Problem requirements: Report, as a bare number, how many lines in the data contain "that".
====== Dataset extract ======
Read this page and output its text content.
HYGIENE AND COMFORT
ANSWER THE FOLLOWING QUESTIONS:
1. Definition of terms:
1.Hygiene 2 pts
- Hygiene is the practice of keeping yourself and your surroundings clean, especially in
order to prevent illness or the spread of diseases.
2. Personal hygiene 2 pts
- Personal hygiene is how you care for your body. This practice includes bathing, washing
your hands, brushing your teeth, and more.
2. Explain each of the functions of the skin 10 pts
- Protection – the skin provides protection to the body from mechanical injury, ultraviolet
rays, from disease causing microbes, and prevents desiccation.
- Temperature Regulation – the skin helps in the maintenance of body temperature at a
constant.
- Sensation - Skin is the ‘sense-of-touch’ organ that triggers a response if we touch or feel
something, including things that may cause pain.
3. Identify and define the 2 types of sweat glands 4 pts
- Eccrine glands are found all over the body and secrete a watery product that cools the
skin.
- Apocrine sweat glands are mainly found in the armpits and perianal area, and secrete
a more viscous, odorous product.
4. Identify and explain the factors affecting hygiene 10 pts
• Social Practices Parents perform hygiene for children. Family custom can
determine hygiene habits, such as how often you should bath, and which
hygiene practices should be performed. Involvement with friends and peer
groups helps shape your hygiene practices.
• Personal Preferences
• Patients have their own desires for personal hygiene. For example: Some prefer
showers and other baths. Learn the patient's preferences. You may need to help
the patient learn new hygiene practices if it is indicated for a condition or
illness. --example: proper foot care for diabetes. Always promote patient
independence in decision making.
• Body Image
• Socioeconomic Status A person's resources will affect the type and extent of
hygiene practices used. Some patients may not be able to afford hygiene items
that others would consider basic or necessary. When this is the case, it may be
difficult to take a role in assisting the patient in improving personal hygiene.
======
Task response: 4